▶ [Work instructions]: Write the material out again in full, word for word. Do not include the pictures.

▶ [Exercise materials]:
|---|

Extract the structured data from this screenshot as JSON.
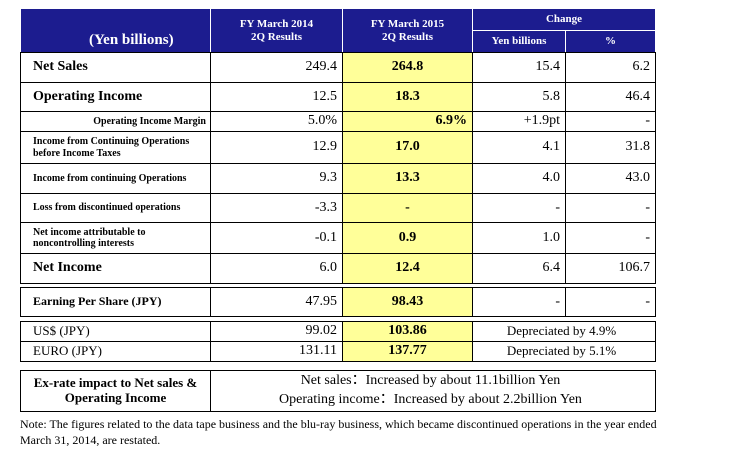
{
  "header": {
    "unit": "(Yen billions)",
    "fy2014": [
      "FY March 2014",
      "2Q Results"
    ],
    "fy2015": [
      "FY March 2015",
      "2Q Results"
    ],
    "change": "Change",
    "change_yen": "Yen billions",
    "change_pct": "%"
  },
  "rows": [
    {
      "label": "Net Sales",
      "fy2014": "249.4",
      "fy2015": "264.8",
      "change": "15.4",
      "pct": "6.2"
    },
    {
      "label": "Operating Income",
      "fy2014": "12.5",
      "fy2015": "18.3",
      "change": "5.8",
      "pct": "46.4"
    },
    {
      "label": "Operating Income Margin",
      "fy2014": "5.0%",
      "fy2015": "6.9%",
      "change": "+1.9pt",
      "pct": "-"
    },
    {
      "label": "Income from Continuing Operations\nbefore Income Taxes",
      "fy2014": "12.9",
      "fy2015": "17.0",
      "change": "4.1",
      "pct": "31.8"
    },
    {
      "label": "Income from continuing Operations",
      "fy2014": "9.3",
      "fy2015": "13.3",
      "change": "4.0",
      "pct": "43.0"
    },
    {
      "label": "Loss from discontinued operations",
      "fy2014": "-3.3",
      "fy2015": "-",
      "change": "-",
      "pct": "-"
    },
    {
      "label": "Net income attributable to\nnoncontrolling interests",
      "fy2014": "-0.1",
      "fy2015": "0.9",
      "change": "1.0",
      "pct": "-"
    },
    {
      "label": "Net Income",
      "fy2014": "6.0",
      "fy2015": "12.4",
      "change": "6.4",
      "pct": "106.7"
    }
  ],
  "eps": {
    "label": "Earning Per Share (JPY)",
    "fy2014": "47.95",
    "fy2015": "98.43",
    "change": "-",
    "pct": "-"
  },
  "fx": [
    {
      "label": "US$ (JPY)",
      "fy2014": "99.02",
      "fy2015": "103.86",
      "change": "Depreciated by 4.9%"
    },
    {
      "label": "EURO (JPY)",
      "fy2014": "131.11",
      "fy2015": "137.77",
      "change": "Depreciated by 5.1%"
    }
  ],
  "exrate": {
    "label": "Ex-rate impact to Net sales &\nOperating Income",
    "lines": [
      "Net sales：Increased by about 11.1billion Yen",
      "Operating income：Increased by about 2.2billion Yen"
    ]
  },
  "note": "Note: The figures related to the data tape business and the blu-ray business, which became discontinued operations  in the year ended March 31, 2014, are restated."
}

|---|

▶ [Task response]:
Extract the structured data from this screenshot as JSON.
{
  "header": {
    "unit": "(Yen billions)",
    "fy2014": [
      "FY March 2014",
      "2Q Results"
    ],
    "fy2015": [
      "FY March 2015",
      "2Q Results"
    ],
    "change": "Change",
    "change_yen": "Yen billions",
    "change_pct": "%"
  },
  "rows": [
    {
      "label": "Net Sales",
      "fy2014": "249.4",
      "fy2015": "264.8",
      "change": "15.4",
      "pct": "6.2"
    },
    {
      "label": "Operating Income",
      "fy2014": "12.5",
      "fy2015": "18.3",
      "change": "5.8",
      "pct": "46.4"
    },
    {
      "label": "Operating Income Margin",
      "fy2014": "5.0%",
      "fy2015": "6.9%",
      "change": "+1.9pt",
      "pct": "-"
    },
    {
      "label": "Income from Continuing Operations\nbefore Income Taxes",
      "fy2014": "12.9",
      "fy2015": "17.0",
      "change": "4.1",
      "pct": "31.8"
    },
    {
      "label": "Income from continuing Operations",
      "fy2014": "9.3",
      "fy2015": "13.3",
      "change": "4.0",
      "pct": "43.0"
    },
    {
      "label": "Loss from discontinued operations",
      "fy2014": "-3.3",
      "fy2015": "-",
      "change": "-",
      "pct": "-"
    },
    {
      "label": "Net income attributable to\nnoncontrolling interests",
      "fy2014": "-0.1",
      "fy2015": "0.9",
      "change": "1.0",
      "pct": "-"
    },
    {
      "label": "Net Income",
      "fy2014": "6.0",
      "fy2015": "12.4",
      "change": "6.4",
      "pct": "106.7"
    }
  ],
  "eps": {
    "label": "Earning Per Share (JPY)",
    "fy2014": "47.95",
    "fy2015": "98.43",
    "change": "-",
    "pct": "-"
  },
  "fx": [
    {
      "label": "US$ (JPY)",
      "fy2014": "99.02",
      "fy2015": "103.86",
      "change": "Depreciated by 4.9%"
    },
    {
      "label": "EURO (JPY)",
      "fy2014": "131.11",
      "fy2015": "137.77",
      "change": "Depreciated by 5.1%"
    }
  ],
  "exrate": {
    "label": "Ex-rate impact to Net sales &\nOperating Income",
    "lines": [
      "Net sales：Increased by about 11.1billion Yen",
      "Operating income：Increased by about 2.2billion Yen"
    ]
  },
  "note": "Note: The figures related to the data tape business and the blu-ray business, which became discontinued operations  in the year ended March 31, 2014, are restated."
}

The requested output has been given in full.